Questions to answer:
**a)** In the text on privatization in France, how many members of parliament demanded a referendum against the ADP privatization?
**b)** Sum up the text on privatization in France in two sentences.

Page extract:
•••••

The catastrophic consequences of privatisation in France

“Privatisation kills!”

After having privatised La Française des Jeux (equivalent to the National Lottery) — one of the French budget’s cash cows — the government of former investment banker Emmanuel Macron presented a bill before the Assemblée Nationale for the privatisation of ADP (formerly Aéroports de Paris) in April 2019. This company owns and manages the largest airports in France, as well as other airports abroad.
For the first time in French history, members of parliament (députés) from both the right and the left joined forces, and 248 of them demanded that the French people be allowed to a referendum against this privatisation.
In accordance with constitutional requirements, such a demand would require a petition signed by at least 4.7 million French citizens (meaning, not including foreigners, EU citizens and even French citizens not registered on the electoral rolls) within nine months.
DiEM25 Paris, together with an anti-privatisation collective comprising of political parties, trade unions and citizens’ associations, fought on the streets each week for nine months to inform citizens and urge them to sign this petition. Quite conveniently for Macron, his government had not seen fit to inform the public about it through the national press, television and radio.

•••••

Records from a collection
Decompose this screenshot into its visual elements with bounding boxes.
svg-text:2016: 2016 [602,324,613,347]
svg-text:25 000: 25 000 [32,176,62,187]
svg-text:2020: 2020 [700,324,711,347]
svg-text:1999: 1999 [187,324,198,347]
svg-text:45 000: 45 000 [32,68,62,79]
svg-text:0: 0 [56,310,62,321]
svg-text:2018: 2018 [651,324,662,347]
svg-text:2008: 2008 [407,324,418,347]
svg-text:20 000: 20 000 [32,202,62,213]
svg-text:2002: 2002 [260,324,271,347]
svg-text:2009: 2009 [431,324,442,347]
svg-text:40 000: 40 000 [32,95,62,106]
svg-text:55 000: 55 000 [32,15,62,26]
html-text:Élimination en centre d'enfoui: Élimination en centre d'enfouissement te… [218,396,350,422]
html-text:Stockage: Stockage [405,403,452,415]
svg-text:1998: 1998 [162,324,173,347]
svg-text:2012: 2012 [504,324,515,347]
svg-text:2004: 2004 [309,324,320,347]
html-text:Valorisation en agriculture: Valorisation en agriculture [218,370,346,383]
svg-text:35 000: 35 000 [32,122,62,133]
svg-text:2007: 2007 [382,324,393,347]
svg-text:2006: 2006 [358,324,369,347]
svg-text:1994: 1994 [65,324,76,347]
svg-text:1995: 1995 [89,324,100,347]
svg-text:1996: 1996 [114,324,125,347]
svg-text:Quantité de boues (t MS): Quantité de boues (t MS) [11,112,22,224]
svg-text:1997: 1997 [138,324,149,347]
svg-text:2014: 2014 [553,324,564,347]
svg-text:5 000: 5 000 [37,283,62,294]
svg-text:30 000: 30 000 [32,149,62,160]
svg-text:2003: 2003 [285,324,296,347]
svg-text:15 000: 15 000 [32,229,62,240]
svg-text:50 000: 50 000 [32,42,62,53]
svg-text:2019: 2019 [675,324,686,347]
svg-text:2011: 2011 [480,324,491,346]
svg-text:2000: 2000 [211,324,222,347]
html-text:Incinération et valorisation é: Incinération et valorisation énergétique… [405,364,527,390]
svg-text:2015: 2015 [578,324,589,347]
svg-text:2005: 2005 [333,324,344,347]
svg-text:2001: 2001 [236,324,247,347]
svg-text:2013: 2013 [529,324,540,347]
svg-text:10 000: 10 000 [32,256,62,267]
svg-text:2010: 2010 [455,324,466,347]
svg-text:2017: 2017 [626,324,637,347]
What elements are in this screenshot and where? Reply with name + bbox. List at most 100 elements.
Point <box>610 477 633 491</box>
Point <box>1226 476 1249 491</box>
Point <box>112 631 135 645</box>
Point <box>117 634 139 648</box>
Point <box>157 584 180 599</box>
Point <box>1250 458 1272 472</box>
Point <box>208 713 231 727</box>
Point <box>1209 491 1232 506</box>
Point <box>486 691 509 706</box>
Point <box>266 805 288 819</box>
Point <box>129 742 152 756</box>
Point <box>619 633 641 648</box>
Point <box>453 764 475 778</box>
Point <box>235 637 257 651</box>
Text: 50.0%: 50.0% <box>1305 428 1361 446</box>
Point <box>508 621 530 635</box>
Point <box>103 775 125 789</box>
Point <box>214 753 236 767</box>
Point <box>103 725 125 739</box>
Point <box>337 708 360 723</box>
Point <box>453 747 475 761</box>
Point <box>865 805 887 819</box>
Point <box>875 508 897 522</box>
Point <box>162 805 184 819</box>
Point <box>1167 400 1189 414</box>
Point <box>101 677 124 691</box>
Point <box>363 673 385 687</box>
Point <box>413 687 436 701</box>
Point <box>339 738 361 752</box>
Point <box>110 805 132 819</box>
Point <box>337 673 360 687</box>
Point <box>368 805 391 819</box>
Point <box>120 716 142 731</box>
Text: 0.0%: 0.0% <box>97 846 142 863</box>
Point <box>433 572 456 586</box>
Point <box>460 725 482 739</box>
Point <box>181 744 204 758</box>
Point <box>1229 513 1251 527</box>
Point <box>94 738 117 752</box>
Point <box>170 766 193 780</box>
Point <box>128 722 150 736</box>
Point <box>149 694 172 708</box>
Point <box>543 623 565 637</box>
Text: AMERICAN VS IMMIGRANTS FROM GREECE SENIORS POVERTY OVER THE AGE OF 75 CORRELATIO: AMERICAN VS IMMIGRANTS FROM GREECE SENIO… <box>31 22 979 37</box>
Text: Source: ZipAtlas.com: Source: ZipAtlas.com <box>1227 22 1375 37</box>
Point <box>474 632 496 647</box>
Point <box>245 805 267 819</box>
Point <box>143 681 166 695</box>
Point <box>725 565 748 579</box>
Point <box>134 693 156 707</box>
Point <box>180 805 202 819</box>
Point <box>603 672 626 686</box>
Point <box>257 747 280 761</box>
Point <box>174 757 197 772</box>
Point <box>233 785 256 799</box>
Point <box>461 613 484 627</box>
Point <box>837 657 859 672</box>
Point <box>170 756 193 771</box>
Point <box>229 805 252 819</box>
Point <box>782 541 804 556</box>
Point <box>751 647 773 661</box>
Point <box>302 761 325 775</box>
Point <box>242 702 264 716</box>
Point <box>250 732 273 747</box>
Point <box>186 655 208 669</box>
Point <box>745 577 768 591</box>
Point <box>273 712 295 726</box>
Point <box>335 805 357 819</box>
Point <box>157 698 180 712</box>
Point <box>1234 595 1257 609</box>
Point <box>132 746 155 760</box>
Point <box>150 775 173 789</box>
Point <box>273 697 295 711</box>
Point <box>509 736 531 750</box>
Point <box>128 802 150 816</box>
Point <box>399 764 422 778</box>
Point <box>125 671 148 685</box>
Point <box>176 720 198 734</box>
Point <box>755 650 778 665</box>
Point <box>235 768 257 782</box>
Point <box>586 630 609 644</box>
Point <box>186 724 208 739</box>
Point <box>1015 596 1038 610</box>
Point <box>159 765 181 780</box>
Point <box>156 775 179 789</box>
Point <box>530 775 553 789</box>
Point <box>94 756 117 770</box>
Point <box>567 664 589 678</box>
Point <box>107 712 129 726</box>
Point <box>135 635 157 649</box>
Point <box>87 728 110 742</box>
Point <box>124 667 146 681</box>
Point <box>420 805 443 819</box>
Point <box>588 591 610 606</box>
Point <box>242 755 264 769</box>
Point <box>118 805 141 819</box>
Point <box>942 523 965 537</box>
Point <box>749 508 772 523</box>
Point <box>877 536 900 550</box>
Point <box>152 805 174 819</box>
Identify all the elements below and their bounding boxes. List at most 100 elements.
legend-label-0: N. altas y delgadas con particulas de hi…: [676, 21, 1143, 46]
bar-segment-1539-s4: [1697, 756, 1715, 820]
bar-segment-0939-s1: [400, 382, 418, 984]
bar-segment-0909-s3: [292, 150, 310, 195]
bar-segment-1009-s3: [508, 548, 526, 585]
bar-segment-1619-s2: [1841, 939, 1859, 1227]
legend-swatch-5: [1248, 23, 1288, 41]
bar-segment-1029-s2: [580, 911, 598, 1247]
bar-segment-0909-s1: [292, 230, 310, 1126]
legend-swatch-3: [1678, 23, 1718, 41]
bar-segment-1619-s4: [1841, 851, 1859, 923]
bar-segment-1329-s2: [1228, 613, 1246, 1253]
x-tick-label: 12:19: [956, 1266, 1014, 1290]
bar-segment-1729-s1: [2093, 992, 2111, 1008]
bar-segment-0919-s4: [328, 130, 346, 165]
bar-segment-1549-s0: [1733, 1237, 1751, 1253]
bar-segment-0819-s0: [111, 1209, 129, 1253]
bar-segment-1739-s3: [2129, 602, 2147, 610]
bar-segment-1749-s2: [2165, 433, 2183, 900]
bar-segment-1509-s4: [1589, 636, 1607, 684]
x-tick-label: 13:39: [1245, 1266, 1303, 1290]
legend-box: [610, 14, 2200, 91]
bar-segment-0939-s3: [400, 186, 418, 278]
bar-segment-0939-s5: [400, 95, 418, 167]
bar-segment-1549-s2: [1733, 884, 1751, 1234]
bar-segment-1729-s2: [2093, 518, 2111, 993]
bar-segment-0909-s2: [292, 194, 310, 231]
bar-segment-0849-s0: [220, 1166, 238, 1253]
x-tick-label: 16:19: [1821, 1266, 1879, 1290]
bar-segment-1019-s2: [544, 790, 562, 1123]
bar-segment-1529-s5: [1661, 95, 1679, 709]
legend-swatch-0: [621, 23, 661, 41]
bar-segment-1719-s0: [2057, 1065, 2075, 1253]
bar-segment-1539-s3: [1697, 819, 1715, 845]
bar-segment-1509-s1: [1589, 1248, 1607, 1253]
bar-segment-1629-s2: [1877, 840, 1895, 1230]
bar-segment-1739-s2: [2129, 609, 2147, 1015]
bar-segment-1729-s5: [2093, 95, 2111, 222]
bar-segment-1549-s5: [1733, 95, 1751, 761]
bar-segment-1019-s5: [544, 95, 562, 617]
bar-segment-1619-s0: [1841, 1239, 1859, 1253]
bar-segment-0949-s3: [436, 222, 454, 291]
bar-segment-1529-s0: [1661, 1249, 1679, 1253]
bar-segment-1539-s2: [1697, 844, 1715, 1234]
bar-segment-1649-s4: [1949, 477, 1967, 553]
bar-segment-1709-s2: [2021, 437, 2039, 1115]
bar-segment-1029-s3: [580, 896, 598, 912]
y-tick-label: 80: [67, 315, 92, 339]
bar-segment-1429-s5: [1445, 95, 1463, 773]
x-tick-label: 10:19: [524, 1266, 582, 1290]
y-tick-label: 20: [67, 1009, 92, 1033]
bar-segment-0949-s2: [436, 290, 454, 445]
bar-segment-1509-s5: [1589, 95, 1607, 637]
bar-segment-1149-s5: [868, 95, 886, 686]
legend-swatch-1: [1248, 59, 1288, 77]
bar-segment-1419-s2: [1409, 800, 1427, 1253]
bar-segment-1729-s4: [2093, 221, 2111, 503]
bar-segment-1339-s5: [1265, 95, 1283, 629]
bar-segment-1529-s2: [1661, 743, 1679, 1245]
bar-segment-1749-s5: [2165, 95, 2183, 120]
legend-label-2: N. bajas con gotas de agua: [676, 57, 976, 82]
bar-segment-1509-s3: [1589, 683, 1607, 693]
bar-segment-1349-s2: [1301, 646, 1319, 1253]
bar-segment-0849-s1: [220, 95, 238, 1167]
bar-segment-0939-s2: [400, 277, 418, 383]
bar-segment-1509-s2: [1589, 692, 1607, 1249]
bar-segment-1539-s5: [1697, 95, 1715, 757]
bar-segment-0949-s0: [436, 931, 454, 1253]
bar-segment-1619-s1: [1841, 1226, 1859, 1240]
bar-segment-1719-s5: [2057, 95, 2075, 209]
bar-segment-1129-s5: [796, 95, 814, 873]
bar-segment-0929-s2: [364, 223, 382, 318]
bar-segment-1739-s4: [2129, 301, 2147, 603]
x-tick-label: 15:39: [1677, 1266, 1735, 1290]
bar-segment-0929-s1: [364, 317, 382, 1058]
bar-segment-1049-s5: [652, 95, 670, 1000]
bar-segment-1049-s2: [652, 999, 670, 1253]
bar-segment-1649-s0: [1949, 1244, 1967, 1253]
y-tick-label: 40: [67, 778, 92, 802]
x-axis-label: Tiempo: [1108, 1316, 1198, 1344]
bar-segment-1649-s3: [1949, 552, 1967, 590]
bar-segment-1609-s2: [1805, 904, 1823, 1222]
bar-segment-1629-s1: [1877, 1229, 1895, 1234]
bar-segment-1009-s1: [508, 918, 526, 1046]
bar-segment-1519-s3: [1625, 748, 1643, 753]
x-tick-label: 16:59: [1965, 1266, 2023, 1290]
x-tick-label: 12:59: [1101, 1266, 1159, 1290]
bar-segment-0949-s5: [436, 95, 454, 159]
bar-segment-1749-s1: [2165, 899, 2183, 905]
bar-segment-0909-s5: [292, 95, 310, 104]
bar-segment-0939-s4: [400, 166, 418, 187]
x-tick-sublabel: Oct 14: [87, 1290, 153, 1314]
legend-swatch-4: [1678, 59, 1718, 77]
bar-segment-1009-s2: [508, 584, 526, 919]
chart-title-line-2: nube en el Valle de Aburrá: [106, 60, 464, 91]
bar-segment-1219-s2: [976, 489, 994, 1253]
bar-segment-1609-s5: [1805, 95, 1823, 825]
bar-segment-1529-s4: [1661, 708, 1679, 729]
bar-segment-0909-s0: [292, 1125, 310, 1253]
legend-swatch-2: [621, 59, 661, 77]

•••••

Responses:
**a)** 248

**b)** In April 2019, Emmanuel Macron's government, having already privatized La Française des Jeux, presented a bill to privatize ADP, the company that owns and manages France's largest airports. In response, 248 members of parliament from both the right and the left demanded a referendum, which required a petition signed by at least 4.7 million French citizens within nine months, and DiEM25 Paris and an anti-privatization collective campaigned on the streets every week to urge people to sign it.